**Work to complete**: Pull out every line of the listing below where "Oblacnost" appears.

+++ Excerpted data

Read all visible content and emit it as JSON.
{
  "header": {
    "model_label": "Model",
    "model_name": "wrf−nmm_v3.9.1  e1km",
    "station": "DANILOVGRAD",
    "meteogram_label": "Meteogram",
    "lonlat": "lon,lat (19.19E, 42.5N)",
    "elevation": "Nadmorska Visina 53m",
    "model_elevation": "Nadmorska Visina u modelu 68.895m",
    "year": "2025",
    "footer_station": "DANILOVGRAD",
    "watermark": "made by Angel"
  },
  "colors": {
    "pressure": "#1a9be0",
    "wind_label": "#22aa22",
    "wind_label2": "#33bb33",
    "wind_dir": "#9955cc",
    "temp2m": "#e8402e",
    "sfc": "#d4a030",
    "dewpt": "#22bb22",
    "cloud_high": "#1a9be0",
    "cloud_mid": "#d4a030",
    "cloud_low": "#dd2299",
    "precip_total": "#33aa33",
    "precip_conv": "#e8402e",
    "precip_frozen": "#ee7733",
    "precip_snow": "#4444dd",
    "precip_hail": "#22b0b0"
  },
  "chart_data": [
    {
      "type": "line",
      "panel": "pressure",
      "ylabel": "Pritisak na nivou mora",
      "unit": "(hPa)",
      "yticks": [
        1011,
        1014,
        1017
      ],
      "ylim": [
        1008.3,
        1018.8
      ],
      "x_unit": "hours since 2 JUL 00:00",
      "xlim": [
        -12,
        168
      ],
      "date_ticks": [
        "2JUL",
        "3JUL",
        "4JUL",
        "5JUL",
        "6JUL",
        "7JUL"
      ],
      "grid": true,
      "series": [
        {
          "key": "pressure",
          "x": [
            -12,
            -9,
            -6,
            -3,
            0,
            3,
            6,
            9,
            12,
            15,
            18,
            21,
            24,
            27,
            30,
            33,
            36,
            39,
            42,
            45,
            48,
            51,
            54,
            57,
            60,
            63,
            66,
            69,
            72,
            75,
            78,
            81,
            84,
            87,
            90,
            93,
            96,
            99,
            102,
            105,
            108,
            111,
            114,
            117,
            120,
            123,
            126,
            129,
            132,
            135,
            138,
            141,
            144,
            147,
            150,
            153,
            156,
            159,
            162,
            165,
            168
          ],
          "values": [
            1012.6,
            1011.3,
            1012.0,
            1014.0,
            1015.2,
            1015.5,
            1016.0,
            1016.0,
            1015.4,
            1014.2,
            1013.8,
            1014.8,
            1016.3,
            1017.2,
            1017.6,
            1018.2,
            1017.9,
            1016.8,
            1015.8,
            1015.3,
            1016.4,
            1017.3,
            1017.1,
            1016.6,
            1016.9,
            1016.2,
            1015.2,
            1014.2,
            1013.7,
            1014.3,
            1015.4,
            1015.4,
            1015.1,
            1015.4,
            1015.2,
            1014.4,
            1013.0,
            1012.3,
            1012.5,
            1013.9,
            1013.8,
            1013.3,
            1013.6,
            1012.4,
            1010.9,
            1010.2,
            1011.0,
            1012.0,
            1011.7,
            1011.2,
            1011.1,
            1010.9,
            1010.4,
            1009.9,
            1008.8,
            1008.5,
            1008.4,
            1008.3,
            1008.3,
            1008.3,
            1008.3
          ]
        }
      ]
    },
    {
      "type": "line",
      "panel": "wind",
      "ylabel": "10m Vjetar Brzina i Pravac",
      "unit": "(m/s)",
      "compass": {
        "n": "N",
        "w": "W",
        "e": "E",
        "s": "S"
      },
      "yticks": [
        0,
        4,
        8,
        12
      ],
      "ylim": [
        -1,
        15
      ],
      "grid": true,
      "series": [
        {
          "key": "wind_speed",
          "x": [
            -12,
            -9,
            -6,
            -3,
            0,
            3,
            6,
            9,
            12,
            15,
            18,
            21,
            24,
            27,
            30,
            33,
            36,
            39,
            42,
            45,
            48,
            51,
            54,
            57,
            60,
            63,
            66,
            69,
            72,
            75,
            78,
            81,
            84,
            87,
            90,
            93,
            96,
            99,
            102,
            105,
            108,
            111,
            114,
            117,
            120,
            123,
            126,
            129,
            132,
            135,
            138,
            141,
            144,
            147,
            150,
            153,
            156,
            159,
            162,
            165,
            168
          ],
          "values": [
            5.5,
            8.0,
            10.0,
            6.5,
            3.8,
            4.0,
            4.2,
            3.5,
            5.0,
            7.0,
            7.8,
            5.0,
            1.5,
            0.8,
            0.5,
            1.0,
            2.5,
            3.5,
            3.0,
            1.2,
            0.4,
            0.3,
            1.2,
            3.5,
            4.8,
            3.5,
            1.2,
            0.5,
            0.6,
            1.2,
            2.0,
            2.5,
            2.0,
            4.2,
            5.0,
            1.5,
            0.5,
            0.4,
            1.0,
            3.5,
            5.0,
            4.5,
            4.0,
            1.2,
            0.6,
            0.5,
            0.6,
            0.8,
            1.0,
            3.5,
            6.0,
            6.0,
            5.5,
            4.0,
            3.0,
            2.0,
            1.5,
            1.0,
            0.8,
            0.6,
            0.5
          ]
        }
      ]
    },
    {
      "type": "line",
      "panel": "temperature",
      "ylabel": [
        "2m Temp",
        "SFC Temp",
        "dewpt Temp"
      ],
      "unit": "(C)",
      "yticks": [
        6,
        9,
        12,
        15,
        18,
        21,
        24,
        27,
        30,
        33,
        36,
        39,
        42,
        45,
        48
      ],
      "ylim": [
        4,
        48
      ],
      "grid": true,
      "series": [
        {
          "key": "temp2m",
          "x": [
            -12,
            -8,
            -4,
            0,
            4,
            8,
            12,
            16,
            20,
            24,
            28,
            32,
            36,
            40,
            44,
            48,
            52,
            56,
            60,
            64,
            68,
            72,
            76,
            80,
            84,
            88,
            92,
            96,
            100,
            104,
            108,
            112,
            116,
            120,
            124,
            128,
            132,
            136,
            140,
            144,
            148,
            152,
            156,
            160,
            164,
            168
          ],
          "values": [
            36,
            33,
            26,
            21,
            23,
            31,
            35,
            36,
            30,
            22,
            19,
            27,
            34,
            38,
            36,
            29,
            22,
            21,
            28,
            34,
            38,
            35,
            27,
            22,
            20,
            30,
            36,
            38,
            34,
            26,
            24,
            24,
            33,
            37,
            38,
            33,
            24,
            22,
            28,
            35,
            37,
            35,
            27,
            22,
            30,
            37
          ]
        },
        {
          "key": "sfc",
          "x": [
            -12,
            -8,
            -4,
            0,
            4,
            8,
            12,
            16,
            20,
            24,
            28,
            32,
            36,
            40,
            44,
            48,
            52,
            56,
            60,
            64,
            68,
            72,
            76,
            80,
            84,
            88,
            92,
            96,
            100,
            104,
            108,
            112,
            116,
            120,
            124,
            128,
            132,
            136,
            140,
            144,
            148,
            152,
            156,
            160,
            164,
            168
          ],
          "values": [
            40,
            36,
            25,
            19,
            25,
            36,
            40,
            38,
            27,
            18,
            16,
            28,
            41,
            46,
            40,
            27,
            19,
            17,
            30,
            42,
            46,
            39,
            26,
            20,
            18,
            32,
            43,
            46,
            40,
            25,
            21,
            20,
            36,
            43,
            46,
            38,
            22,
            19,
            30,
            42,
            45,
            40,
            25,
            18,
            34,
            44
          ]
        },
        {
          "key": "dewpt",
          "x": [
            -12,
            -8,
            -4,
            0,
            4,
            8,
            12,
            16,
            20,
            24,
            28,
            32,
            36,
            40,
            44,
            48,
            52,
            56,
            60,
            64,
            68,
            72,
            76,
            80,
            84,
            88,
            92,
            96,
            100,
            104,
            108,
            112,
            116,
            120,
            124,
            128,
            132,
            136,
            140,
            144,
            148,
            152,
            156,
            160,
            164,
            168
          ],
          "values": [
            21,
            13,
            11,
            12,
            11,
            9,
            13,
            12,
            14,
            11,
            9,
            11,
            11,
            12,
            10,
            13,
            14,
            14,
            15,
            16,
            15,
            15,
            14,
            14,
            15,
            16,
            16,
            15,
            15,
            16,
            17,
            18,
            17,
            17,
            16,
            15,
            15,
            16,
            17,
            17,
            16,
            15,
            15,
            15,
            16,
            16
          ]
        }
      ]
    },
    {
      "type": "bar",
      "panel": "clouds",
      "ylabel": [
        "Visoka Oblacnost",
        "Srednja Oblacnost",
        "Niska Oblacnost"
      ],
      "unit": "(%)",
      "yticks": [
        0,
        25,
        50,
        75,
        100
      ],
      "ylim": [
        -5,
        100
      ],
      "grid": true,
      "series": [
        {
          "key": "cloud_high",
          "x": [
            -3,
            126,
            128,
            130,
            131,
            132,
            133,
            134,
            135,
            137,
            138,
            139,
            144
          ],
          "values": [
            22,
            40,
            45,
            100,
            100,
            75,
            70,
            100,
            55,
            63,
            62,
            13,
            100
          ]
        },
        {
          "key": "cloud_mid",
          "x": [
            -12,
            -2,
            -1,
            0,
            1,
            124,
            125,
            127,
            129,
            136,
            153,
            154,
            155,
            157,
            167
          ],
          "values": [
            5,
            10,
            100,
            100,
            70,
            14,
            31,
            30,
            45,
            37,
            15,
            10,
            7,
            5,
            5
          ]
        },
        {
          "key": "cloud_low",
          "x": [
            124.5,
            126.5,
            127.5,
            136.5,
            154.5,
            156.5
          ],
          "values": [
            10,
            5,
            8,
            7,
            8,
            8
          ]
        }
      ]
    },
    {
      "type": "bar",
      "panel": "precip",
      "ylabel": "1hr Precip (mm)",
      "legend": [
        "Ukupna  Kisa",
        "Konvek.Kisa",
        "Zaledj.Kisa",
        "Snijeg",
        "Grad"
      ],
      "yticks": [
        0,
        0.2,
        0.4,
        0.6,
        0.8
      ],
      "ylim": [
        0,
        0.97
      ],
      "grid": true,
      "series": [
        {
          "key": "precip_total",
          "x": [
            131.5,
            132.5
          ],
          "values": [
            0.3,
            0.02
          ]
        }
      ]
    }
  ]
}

++++++

**Exercise result**:
        "Visoka Oblacnost",
        "Srednja Oblacnost",
        "Niska Oblacnost"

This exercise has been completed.